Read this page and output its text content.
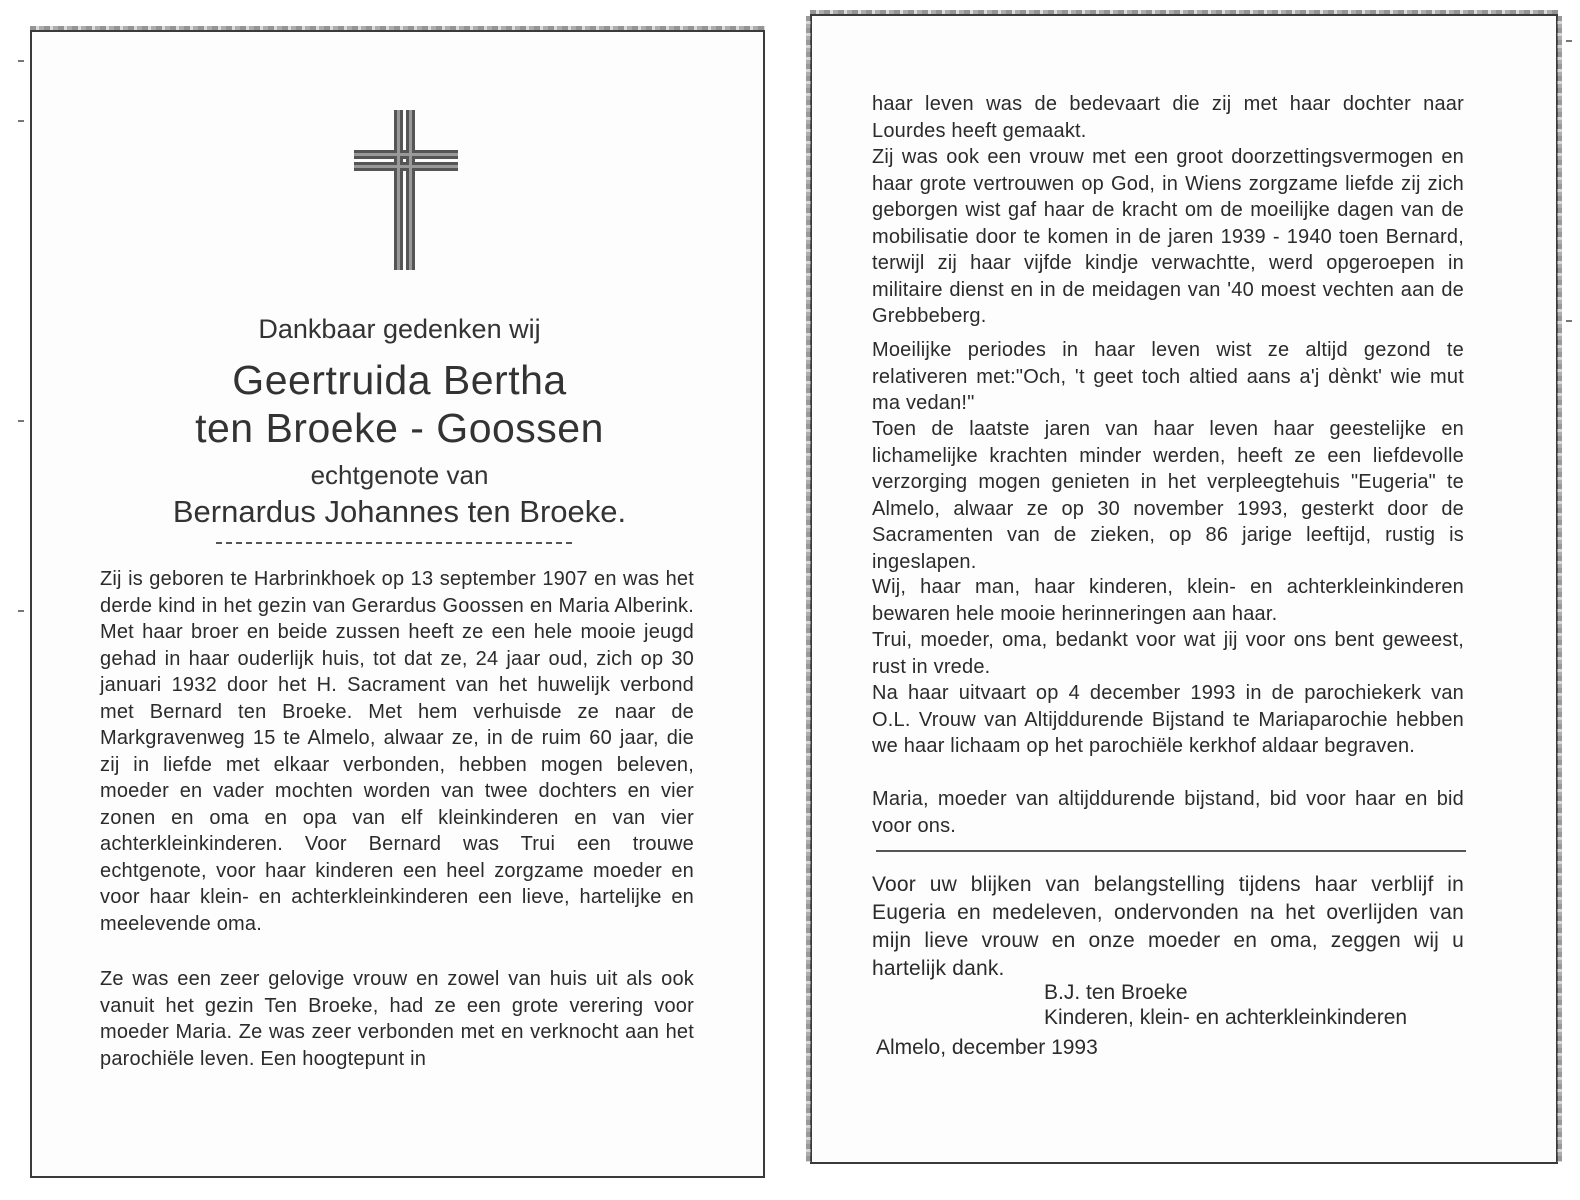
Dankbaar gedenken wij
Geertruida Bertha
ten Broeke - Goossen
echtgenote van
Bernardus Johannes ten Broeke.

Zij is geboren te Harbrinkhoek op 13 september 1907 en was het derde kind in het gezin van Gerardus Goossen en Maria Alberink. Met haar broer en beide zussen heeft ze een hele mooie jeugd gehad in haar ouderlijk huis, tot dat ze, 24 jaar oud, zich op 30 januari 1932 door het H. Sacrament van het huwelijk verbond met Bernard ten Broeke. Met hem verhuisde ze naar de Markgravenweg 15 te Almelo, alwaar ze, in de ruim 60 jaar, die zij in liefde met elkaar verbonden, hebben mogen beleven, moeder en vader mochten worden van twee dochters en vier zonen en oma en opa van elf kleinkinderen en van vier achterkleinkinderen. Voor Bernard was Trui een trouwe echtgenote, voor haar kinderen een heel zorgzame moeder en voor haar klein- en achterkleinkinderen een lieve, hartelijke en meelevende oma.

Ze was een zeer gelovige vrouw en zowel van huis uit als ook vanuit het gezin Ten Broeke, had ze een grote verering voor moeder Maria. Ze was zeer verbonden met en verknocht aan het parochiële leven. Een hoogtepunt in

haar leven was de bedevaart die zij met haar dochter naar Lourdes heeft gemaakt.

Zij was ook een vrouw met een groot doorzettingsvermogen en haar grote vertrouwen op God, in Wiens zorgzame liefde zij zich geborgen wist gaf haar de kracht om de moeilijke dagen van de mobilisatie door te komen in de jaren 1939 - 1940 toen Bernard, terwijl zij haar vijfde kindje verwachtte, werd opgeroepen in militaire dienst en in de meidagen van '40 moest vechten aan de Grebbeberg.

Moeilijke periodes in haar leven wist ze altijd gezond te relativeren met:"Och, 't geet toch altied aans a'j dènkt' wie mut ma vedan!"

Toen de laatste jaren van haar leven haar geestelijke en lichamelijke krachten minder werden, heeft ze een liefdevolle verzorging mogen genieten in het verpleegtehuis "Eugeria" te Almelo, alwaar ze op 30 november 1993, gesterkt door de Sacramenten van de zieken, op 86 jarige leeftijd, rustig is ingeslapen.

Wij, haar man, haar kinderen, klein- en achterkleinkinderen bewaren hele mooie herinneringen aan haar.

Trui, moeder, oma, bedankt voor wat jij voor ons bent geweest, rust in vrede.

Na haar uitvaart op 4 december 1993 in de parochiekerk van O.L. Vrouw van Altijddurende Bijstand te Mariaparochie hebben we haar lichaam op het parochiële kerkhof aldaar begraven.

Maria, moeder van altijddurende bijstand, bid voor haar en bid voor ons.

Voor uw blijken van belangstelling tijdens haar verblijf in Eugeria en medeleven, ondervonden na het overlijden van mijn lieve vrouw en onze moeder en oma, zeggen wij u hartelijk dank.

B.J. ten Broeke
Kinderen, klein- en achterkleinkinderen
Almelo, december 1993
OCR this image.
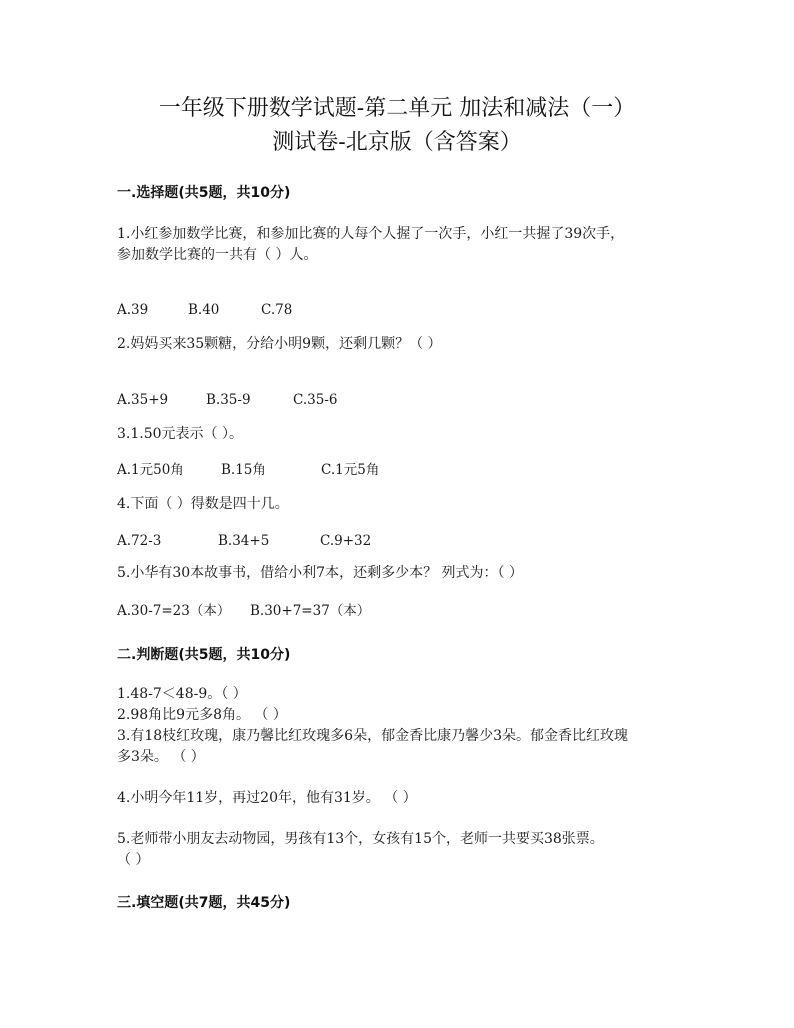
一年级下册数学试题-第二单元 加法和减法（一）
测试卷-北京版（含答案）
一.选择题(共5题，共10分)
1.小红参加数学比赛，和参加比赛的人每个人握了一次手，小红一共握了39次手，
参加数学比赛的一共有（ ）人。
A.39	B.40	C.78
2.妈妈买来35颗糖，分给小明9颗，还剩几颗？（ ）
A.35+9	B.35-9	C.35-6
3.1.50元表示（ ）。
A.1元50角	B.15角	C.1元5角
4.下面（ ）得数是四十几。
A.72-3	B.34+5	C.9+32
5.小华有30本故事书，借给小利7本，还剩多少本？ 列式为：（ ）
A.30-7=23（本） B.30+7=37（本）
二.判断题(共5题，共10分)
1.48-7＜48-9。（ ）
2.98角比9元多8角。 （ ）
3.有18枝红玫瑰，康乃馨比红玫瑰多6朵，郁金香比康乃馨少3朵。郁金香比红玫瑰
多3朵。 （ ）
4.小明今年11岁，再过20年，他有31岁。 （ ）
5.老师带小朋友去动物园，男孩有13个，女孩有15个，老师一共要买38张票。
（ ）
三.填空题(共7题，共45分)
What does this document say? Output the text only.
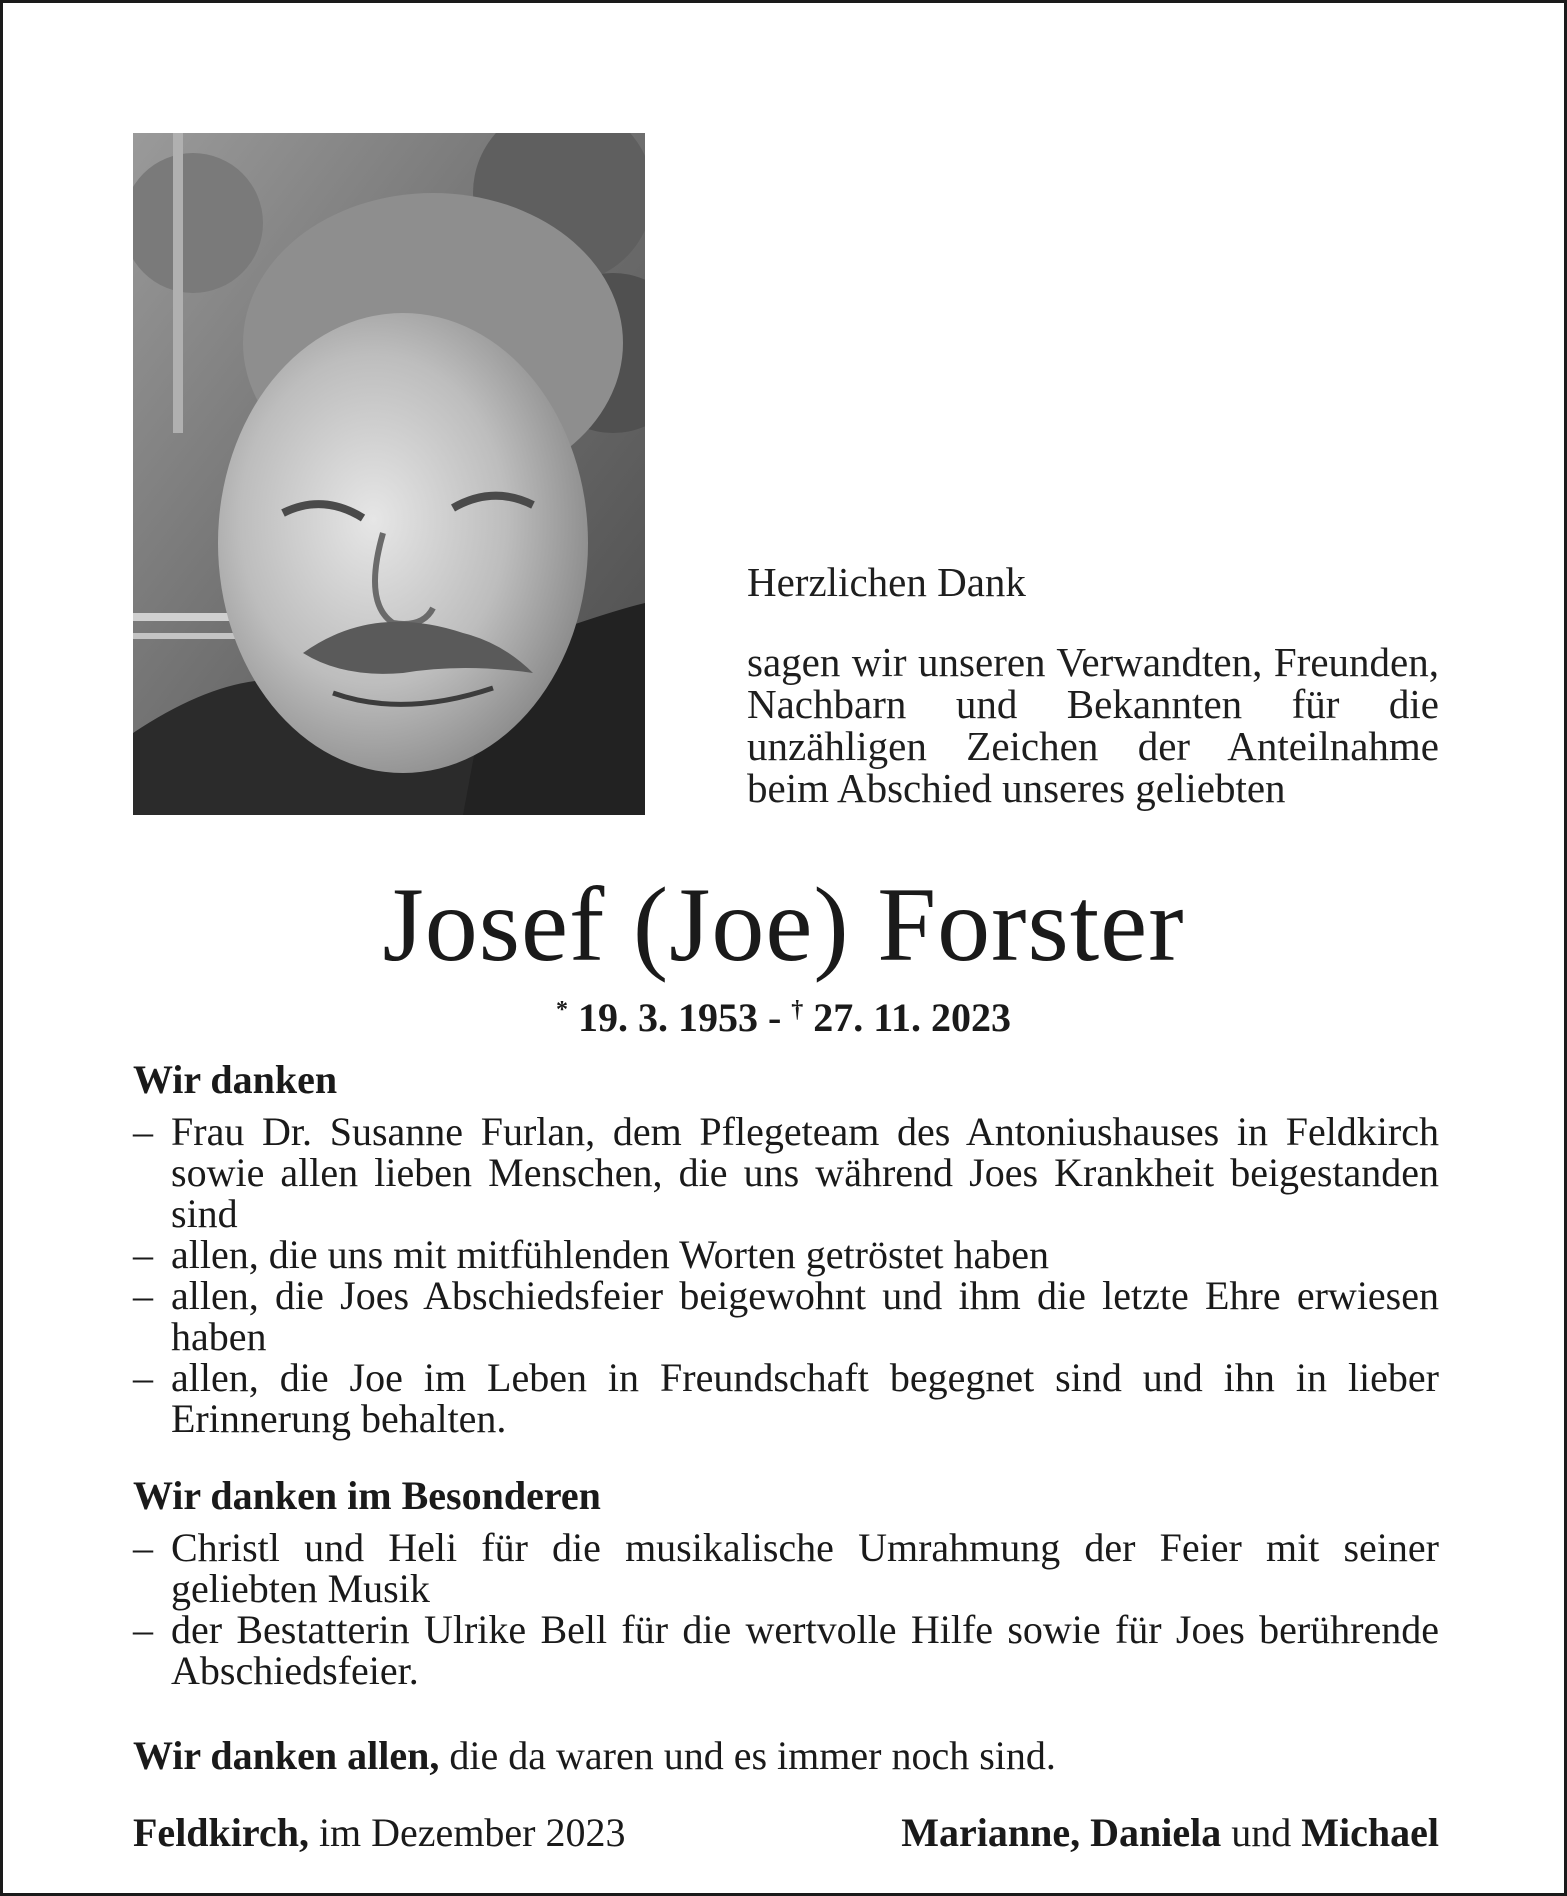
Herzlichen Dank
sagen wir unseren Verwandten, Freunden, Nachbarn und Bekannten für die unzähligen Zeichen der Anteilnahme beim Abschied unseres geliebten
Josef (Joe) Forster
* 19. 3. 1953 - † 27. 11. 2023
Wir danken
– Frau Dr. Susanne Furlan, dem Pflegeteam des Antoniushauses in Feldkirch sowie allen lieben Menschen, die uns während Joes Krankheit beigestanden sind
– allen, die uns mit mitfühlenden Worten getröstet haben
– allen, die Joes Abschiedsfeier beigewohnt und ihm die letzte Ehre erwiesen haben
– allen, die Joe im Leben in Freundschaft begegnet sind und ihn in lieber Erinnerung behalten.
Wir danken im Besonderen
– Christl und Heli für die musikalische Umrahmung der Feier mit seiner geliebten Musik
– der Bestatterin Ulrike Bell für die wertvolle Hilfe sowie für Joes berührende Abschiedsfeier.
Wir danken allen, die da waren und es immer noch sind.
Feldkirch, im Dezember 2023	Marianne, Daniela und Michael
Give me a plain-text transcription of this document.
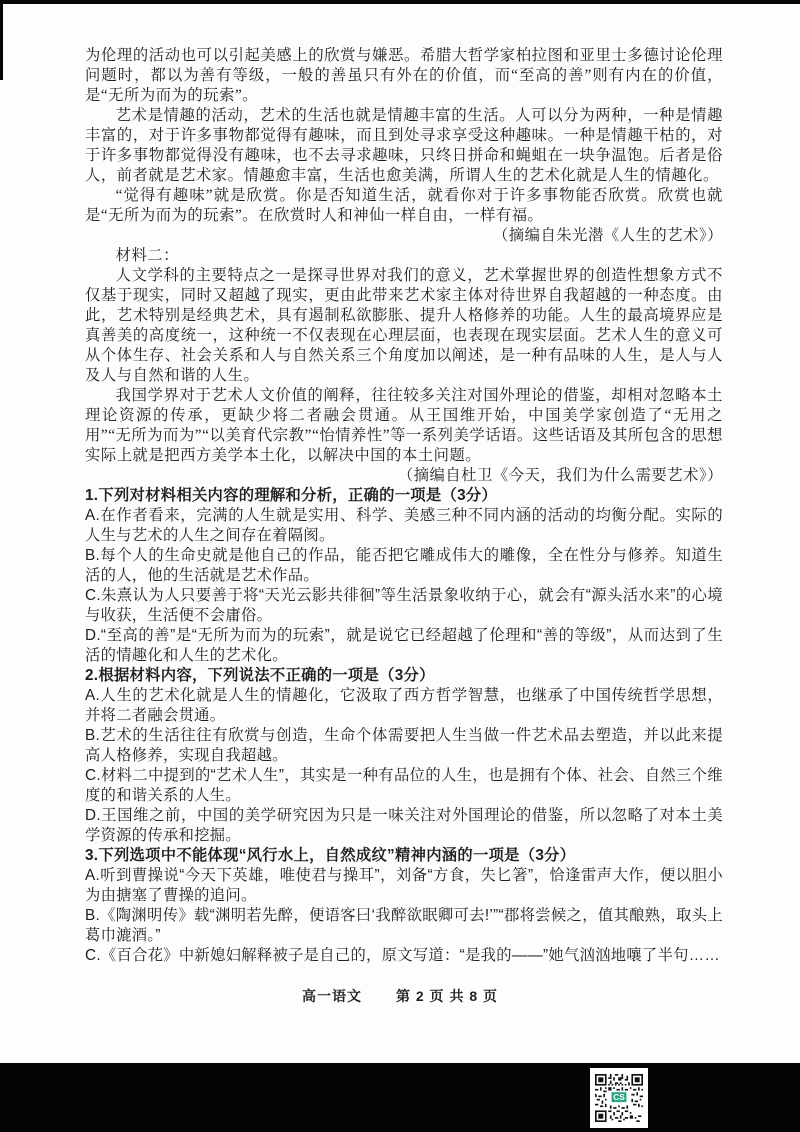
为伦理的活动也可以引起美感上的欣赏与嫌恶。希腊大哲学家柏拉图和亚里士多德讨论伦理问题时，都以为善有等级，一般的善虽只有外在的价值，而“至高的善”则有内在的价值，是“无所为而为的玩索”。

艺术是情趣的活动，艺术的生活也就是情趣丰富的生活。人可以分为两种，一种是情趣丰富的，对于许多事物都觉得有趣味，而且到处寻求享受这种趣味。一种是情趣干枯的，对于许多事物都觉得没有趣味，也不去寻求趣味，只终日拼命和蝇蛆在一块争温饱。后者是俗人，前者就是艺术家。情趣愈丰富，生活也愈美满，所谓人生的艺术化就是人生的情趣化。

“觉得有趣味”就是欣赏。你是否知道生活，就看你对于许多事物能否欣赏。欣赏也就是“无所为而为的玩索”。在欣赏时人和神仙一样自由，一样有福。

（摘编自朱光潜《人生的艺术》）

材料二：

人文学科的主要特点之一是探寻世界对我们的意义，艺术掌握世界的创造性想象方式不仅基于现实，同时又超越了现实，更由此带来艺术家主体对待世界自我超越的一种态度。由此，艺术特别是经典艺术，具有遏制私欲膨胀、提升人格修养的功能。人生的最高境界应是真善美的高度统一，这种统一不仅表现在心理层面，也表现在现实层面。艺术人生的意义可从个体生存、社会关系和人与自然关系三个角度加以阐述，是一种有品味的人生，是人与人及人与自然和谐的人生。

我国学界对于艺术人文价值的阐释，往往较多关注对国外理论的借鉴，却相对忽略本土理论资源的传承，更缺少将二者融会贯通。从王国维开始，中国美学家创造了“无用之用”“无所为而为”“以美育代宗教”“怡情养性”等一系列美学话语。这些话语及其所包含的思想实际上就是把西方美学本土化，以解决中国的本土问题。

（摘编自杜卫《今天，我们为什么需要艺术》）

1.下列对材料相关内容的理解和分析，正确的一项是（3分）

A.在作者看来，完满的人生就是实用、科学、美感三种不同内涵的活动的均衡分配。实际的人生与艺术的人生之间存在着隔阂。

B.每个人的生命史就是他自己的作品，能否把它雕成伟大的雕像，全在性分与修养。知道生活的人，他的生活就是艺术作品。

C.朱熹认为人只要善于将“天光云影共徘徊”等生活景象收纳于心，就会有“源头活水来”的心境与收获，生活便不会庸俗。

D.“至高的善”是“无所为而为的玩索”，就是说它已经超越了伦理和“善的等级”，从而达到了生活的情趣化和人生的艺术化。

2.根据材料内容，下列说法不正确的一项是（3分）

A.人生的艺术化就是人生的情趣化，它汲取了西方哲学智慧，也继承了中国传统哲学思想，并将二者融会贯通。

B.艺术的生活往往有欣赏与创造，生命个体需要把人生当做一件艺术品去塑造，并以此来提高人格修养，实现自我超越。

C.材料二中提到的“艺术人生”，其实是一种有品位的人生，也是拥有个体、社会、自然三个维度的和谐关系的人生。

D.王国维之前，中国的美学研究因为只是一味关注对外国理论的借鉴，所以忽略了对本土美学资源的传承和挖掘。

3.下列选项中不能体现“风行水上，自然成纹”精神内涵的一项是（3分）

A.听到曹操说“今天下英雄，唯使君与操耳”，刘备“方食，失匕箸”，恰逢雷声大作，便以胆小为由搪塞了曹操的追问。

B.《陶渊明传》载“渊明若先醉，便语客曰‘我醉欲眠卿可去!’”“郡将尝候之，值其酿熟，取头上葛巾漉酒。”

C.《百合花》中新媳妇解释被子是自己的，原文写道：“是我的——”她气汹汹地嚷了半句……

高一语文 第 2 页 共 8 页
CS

▬▬▬▬▬▬

Copy each line of the listing that holds the word "text".

Read this page and output its text content.
What does this document say? Output the text only.
Give me a plain-text transcription of this document.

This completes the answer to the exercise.